----- RECORD SET -----
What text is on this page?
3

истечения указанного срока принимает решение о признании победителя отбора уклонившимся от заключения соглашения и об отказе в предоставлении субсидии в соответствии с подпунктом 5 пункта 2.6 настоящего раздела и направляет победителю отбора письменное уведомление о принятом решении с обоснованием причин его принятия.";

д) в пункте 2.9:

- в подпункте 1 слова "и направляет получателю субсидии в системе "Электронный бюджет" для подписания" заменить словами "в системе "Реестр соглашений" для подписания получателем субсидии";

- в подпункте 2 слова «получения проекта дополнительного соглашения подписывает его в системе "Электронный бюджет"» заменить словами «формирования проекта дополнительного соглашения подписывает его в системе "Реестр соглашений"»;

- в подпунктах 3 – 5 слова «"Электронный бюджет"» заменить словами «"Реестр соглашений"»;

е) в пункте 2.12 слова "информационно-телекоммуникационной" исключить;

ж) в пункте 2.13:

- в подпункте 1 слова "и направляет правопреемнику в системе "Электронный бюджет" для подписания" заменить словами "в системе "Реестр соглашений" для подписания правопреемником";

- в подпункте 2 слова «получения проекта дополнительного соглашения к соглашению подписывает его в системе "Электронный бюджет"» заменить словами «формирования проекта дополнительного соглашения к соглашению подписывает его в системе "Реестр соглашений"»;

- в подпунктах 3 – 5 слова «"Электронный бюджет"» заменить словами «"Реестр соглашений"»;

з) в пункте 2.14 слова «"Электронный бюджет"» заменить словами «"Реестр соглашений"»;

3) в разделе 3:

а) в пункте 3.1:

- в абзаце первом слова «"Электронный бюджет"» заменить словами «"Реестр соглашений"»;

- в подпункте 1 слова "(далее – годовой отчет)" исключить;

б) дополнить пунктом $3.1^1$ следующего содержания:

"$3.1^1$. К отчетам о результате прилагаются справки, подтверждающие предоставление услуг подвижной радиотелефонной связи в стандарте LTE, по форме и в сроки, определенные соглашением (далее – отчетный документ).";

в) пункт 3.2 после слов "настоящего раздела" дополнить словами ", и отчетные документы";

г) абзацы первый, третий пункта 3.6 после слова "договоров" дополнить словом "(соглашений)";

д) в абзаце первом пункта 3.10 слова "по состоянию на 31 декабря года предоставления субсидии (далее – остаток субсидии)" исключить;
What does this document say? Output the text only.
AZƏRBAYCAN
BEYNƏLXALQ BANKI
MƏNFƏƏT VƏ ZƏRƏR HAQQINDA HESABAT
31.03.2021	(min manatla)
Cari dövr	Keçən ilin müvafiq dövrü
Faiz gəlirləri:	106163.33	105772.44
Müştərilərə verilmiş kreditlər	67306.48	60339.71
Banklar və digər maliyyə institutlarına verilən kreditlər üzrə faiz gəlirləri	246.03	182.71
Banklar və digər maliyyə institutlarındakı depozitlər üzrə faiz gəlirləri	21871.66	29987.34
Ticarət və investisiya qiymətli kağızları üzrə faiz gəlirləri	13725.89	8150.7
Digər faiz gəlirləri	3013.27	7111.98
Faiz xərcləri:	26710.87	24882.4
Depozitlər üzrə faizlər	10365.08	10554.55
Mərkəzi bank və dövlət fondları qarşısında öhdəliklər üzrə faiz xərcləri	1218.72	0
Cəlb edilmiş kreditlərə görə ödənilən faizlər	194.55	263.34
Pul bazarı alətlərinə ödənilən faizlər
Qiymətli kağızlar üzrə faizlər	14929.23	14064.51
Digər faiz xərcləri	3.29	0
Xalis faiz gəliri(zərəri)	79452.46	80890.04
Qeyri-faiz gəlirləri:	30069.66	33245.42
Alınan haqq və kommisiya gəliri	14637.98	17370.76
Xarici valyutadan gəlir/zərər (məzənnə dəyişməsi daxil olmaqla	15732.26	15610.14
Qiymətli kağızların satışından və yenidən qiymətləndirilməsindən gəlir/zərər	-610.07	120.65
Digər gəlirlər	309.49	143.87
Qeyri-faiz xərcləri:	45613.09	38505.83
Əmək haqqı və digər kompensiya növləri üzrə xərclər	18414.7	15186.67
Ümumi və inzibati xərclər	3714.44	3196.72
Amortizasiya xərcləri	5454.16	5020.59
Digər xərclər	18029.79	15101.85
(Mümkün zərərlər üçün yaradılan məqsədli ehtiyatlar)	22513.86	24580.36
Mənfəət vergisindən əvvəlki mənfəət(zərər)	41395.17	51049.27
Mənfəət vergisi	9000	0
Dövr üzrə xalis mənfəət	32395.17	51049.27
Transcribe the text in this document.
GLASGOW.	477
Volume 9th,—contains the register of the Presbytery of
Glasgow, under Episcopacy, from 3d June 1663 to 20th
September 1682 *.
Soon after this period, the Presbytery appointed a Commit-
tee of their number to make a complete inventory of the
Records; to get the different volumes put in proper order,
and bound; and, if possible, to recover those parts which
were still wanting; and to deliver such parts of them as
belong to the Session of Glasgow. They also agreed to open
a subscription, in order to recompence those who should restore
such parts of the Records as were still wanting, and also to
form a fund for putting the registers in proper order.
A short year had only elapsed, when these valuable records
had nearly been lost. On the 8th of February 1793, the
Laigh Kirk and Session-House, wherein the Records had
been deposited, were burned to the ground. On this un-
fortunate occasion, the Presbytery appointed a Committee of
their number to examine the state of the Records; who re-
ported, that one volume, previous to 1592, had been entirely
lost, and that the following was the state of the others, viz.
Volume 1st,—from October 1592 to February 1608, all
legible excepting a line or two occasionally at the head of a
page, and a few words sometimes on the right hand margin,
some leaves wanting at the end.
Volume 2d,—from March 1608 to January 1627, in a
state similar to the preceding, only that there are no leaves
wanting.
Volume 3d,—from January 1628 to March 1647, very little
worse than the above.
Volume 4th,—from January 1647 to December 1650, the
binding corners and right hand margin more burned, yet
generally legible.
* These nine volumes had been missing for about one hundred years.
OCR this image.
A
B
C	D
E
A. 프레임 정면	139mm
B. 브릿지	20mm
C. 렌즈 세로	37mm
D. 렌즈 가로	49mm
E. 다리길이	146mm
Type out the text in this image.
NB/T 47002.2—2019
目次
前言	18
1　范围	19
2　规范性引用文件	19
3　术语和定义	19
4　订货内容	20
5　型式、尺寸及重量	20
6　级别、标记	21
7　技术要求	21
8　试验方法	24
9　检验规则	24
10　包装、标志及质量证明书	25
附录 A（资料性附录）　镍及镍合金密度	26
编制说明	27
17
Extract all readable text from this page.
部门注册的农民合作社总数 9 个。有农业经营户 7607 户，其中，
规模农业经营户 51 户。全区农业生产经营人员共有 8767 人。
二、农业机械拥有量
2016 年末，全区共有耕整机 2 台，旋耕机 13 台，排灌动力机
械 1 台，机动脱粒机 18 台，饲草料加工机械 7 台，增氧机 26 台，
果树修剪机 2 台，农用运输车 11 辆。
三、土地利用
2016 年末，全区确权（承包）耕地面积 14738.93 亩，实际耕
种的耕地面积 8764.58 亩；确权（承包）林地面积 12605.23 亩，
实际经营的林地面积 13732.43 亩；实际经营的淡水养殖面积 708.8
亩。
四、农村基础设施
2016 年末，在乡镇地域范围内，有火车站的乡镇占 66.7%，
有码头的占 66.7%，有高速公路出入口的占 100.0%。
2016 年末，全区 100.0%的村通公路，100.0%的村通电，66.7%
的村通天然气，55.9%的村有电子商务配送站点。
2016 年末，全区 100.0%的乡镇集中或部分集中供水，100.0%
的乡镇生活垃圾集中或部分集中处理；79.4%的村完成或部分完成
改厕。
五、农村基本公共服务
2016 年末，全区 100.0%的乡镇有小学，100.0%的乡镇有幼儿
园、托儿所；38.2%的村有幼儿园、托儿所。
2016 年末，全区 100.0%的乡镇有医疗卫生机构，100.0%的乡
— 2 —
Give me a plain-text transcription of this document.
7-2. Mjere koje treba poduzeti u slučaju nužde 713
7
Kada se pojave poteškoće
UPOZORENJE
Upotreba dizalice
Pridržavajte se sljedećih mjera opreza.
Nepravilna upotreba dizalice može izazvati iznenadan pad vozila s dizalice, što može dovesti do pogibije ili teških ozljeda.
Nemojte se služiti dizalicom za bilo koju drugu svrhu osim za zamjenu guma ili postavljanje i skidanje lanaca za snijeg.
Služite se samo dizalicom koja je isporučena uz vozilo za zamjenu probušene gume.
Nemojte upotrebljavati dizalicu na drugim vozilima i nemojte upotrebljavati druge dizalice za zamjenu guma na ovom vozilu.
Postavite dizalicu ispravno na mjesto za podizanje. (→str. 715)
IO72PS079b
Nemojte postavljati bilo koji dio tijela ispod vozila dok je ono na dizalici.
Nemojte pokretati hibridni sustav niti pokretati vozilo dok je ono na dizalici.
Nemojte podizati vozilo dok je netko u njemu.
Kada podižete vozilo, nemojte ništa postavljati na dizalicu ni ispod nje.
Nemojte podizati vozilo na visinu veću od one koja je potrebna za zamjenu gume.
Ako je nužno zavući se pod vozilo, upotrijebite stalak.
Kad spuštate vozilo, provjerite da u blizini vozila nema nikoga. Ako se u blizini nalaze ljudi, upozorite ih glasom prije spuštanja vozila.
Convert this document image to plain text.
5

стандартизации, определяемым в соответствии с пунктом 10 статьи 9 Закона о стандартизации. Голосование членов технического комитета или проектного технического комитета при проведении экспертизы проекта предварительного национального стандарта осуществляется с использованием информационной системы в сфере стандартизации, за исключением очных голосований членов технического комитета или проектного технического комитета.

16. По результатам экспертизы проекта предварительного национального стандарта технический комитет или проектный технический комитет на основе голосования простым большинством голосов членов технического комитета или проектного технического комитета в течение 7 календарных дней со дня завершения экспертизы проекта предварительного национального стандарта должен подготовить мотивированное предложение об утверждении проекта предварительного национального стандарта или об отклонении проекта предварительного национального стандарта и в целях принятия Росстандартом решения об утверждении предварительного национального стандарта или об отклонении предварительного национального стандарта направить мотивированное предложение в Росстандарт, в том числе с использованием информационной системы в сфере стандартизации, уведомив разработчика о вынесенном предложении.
-----
(WHAT THIS TASK INVOLVES)
Pull out every line in the data above that has the word "lost".

(FULL OUTPUT)
had nearly been lost. On the 8th of February 1793, the
lost, and that the following was the state of the others, viz.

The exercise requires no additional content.